[START OF MATERIAL TO PROCESS]

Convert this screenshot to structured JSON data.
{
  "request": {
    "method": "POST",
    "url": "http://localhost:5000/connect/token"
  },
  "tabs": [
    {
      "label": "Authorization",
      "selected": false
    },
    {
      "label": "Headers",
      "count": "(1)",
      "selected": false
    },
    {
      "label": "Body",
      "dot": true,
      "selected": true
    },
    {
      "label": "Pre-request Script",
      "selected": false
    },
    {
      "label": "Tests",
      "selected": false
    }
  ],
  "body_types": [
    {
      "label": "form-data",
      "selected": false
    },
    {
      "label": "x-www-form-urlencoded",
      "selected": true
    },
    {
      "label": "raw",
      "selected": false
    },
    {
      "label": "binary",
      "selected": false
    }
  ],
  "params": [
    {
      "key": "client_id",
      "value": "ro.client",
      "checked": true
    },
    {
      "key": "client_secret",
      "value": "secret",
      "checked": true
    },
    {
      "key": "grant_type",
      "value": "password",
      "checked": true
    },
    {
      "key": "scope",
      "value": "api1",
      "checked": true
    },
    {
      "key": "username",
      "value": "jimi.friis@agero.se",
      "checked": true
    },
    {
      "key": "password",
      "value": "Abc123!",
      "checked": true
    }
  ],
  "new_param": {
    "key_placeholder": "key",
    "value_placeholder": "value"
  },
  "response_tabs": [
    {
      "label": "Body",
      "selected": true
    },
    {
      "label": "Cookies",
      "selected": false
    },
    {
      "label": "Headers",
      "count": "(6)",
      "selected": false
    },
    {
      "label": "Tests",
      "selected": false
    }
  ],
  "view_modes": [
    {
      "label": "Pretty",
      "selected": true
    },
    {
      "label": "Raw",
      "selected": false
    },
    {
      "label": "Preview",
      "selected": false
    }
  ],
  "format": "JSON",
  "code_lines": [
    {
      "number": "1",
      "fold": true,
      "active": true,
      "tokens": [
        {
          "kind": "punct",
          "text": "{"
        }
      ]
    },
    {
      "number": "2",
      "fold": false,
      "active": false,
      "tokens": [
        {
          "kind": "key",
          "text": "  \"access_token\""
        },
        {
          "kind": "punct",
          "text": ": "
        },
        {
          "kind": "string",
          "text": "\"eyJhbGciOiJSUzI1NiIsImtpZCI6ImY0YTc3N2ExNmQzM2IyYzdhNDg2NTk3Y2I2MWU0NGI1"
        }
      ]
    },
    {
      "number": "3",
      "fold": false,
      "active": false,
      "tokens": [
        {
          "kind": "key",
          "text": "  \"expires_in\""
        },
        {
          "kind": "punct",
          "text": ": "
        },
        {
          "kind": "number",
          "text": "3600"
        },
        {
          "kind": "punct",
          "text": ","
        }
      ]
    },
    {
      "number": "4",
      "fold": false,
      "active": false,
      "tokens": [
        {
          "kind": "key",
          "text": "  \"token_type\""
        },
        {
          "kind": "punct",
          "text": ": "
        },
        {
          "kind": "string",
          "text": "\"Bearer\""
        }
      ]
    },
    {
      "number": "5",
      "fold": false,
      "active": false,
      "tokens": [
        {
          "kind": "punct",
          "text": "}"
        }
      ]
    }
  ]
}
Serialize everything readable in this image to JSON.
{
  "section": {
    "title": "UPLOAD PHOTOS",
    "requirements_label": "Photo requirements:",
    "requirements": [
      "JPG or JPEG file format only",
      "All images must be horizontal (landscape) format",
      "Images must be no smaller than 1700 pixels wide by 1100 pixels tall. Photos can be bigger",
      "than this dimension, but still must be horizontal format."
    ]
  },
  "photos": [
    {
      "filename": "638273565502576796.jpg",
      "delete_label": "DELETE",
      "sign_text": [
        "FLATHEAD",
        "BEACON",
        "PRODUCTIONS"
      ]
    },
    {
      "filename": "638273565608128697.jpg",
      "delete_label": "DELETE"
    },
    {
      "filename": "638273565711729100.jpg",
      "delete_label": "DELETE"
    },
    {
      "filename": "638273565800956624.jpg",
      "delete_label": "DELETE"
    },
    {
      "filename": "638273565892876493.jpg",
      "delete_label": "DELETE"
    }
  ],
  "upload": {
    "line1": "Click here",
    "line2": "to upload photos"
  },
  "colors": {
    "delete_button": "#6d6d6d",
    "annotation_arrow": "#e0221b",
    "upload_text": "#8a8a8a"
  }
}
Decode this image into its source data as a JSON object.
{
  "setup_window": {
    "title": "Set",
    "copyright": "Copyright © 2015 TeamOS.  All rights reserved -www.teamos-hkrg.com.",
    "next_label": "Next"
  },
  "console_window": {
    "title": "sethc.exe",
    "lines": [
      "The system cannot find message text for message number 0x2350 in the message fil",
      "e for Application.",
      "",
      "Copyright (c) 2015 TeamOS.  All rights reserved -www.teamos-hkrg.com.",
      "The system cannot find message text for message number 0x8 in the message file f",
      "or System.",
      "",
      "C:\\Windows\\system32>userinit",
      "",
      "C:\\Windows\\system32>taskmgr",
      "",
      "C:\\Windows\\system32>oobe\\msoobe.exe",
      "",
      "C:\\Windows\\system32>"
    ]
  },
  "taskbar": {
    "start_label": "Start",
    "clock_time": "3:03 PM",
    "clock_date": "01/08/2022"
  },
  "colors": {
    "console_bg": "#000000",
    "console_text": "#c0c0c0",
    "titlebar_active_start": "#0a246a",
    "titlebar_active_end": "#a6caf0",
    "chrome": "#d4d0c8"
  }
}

[END OF MATERIAL TO PROCESS]

INSTRUCTIONS FOR THE TASK: Reproduce each line verbatim.

SOLVED EXERCISE:
Convert this screenshot to structured JSON data.
{
  "request": {
    "method": "POST",
    "url": "http://localhost:5000/connect/token"
  },
  "tabs": [
    {
      "label": "Authorization",
      "selected": false
    },
    {
      "label": "Headers",
      "count": "(1)",
      "selected": false
    },
    {
      "label": "Body",
      "dot": true,
      "selected": true
    },
    {
      "label": "Pre-request Script",
      "selected": false
    },
    {
      "label": "Tests",
      "selected": false
    }
  ],
  "body_types": [
    {
      "label": "form-data",
      "selected": false
    },
    {
      "label": "x-www-form-urlencoded",
      "selected": true
    },
    {
      "label": "raw",
      "selected": false
    },
    {
      "label": "binary",
      "selected": false
    }
  ],
  "params": [
    {
      "key": "client_id",
      "value": "ro.client",
      "checked": true
    },
    {
      "key": "client_secret",
      "value": "secret",
      "checked": true
    },
    {
      "key": "grant_type",
      "value": "password",
      "checked": true
    },
    {
      "key": "scope",
      "value": "api1",
      "checked": true
    },
    {
      "key": "username",
      "value": "jimi.friis@agero.se",
      "checked": true
    },
    {
      "key": "password",
      "value": "Abc123!",
      "checked": true
    }
  ],
  "new_param": {
    "key_placeholder": "key",
    "value_placeholder": "value"
  },
  "response_tabs": [
    {
      "label": "Body",
      "selected": true
    },
    {
      "label": "Cookies",
      "selected": false
    },
    {
      "label": "Headers",
      "count": "(6)",
      "selected": false
    },
    {
      "label": "Tests",
      "selected": false
    }
  ],
  "view_modes": [
    {
      "label": "Pretty",
      "selected": true
    },
    {
      "label": "Raw",
      "selected": false
    },
    {
      "label": "Preview",
      "selected": false
    }
  ],
  "format": "JSON",
  "code_lines": [
    {
      "number": "1",
      "fold": true,
      "active": true,
      "tokens": [
        {
          "kind": "punct",
          "text": "{"
        }
      ]
    },
    {
      "number": "2",
      "fold": false,
      "active": false,
      "tokens": [
        {
          "kind": "key",
          "text": "  \"access_token\""
        },
        {
          "kind": "punct",
          "text": ": "
        },
        {
          "kind": "string",
          "text": "\"eyJhbGciOiJSUzI1NiIsImtpZCI6ImY0YTc3N2ExNmQzM2IyYzdhNDg2NTk3Y2I2MWU0NGI1"
        }
      ]
    },
    {
      "number": "3",
      "fold": false,
      "active": false,
      "tokens": [
        {
          "kind": "key",
          "text": "  \"expires_in\""
        },
        {
          "kind": "punct",
          "text": ": "
        },
        {
          "kind": "number",
          "text": "3600"
        },
        {
          "kind": "punct",
          "text": ","
        }
      ]
    },
    {
      "number": "4",
      "fold": false,
      "active": false,
      "tokens": [
        {
          "kind": "key",
          "text": "  \"token_type\""
        },
        {
          "kind": "punct",
          "text": ": "
        },
        {
          "kind": "string",
          "text": "\"Bearer\""
        }
      ]
    },
    {
      "number": "5",
      "fold": false,
      "active": false,
      "tokens": [
        {
          "kind": "punct",
          "text": "}"
        }
      ]
    }
  ]
}
Serialize everything readable in this image to JSON.
{
  "section": {
    "title": "UPLOAD PHOTOS",
    "requirements_label": "Photo requirements:",
    "requirements": [
      "JPG or JPEG file format only",
      "All images must be horizontal (landscape) format",
      "Images must be no smaller than 1700 pixels wide by 1100 pixels tall. Photos can be bigger",
      "than this dimension, but still must be horizontal format."
    ]
  },
  "photos": [
    {
      "filename": "638273565502576796.jpg",
      "delete_label": "DELETE",
      "sign_text": [
        "FLATHEAD",
        "BEACON",
        "PRODUCTIONS"
      ]
    },
    {
      "filename": "638273565608128697.jpg",
      "delete_label": "DELETE"
    },
    {
      "filename": "638273565711729100.jpg",
      "delete_label": "DELETE"
    },
    {
      "filename": "638273565800956624.jpg",
      "delete_label": "DELETE"
    },
    {
      "filename": "638273565892876493.jpg",
      "delete_label": "DELETE"
    }
  ],
  "upload": {
    "line1": "Click here",
    "line2": "to upload photos"
  },
  "colors": {
    "delete_button": "#6d6d6d",
    "annotation_arrow": "#e0221b",
    "upload_text": "#8a8a8a"
  }
}
Decode this image into its source data as a JSON object.
{
  "setup_window": {
    "title": "Set",
    "copyright": "Copyright © 2015 TeamOS.  All rights reserved -www.teamos-hkrg.com.",
    "next_label": "Next"
  },
  "console_window": {
    "title": "sethc.exe",
    "lines": [
      "The system cannot find message text for message number 0x2350 in the message fil",
      "e for Application.",
      "",
      "Copyright (c) 2015 TeamOS.  All rights reserved -www.teamos-hkrg.com.",
      "The system cannot find message text for message number 0x8 in the message file f",
      "or System.",
      "",
      "C:\\Windows\\system32>userinit",
      "",
      "C:\\Windows\\system32>taskmgr",
      "",
      "C:\\Windows\\system32>oobe\\msoobe.exe",
      "",
      "C:\\Windows\\system32>"
    ]
  },
  "taskbar": {
    "start_label": "Start",
    "clock_time": "3:03 PM",
    "clock_date": "01/08/2022"
  },
  "colors": {
    "console_bg": "#000000",
    "console_text": "#c0c0c0",
    "titlebar_active_start": "#0a246a",
    "titlebar_active_end": "#a6caf0",
    "chrome": "#d4d0c8"
  }
}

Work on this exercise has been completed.